_CHALLENGES_
[a] In the debate excerpt on buildings and the arts, translate this sentence into Spanish: "I agree with him that on the preservation of buildings we have a problem."
[b] List every geographic place name that appears in the debate excerpt on buildings and the arts, giving each one once.

_PAGE_
▼

I should like to turn to one or two points raised by my hon. Friend the Member for Leyton whose motion this is. I agree with him that on the preservation of buildings we have a problem. The Government have tackled it. It will not have escaped my hon. Friend's notice that the daily outcry about theatres in peril that used to occur has now stopped. This is largely because of the different political climate. It is known that permission will not be granted for theatres to be pulled down, and therefore developers are not as eager to put their money into theatres in the hope of converting them to other uses as they used to be when the Conservatives were in power.

The hon. and learned Member for Kinross and West Perthshire (Mr. Fairburn) raised a number of points with particular reference to Scotland. I disagree with him on one matter, which does not relate specifically to Scotland. I agree with him that art is certainly about excellence, but it is not about élitism, and I do not agree that excellence and élitism are exactly the same.

▲

_SUPPLIED INFORMATION_
▼

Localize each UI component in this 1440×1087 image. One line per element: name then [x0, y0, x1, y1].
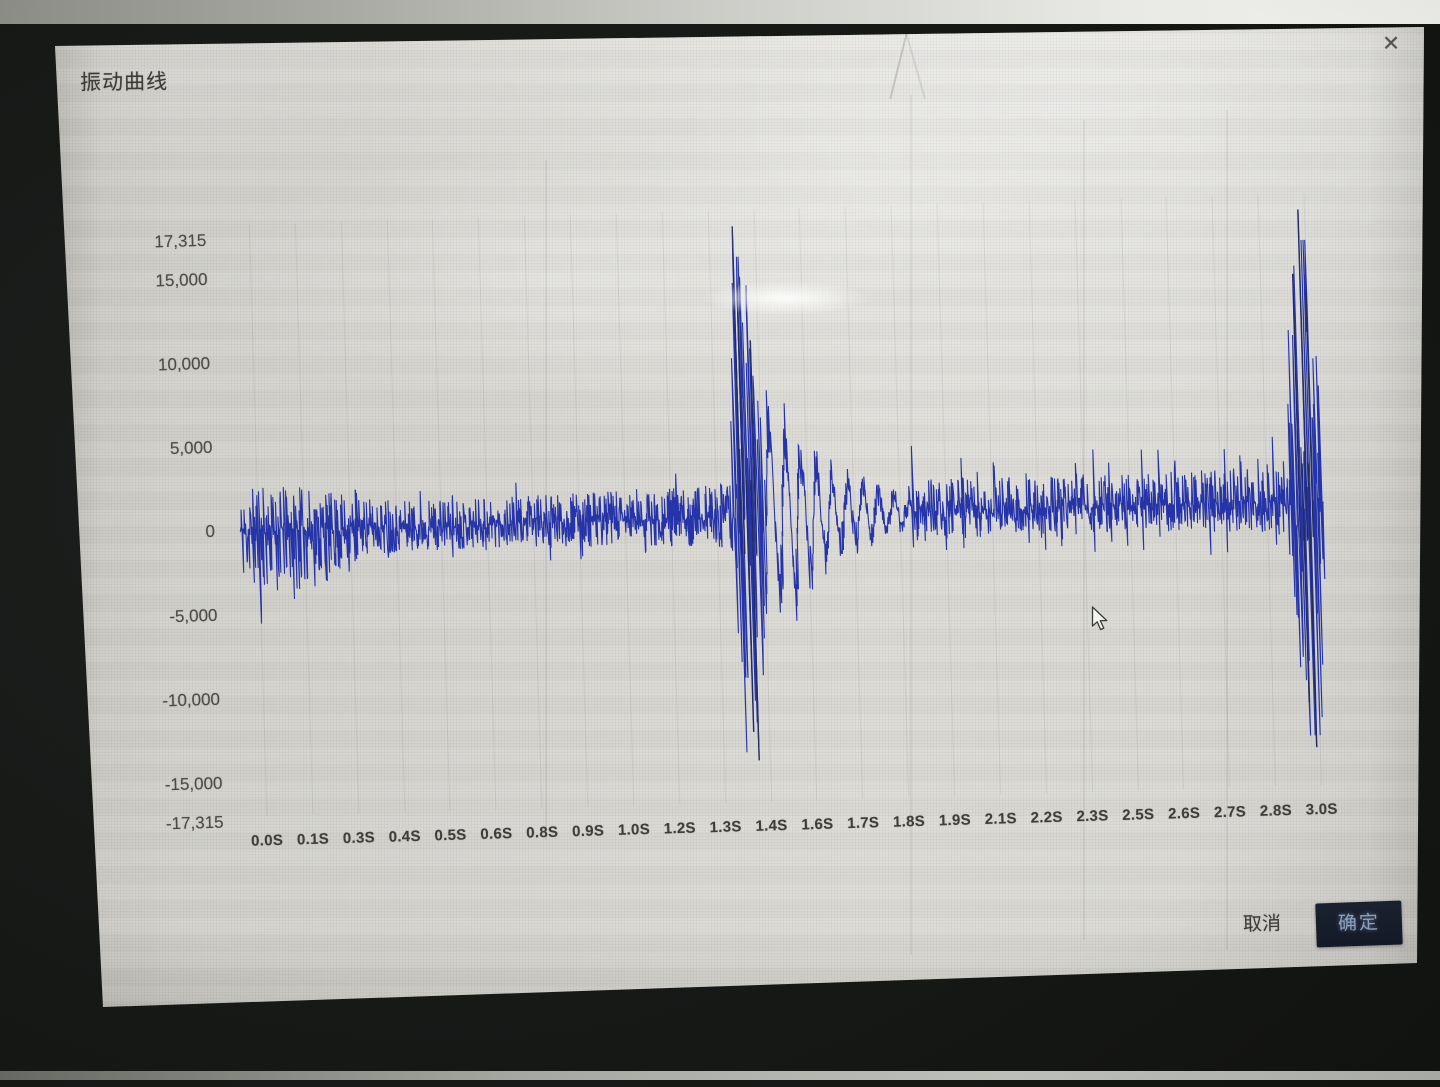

▲

_TASK RESULTS_
[a] Estoy de acuerdo con él en que, en cuanto a la conservación de edificios, tenemos un problema.

[b]
- Leyton
- Kinross and West Perthshire
- Scotland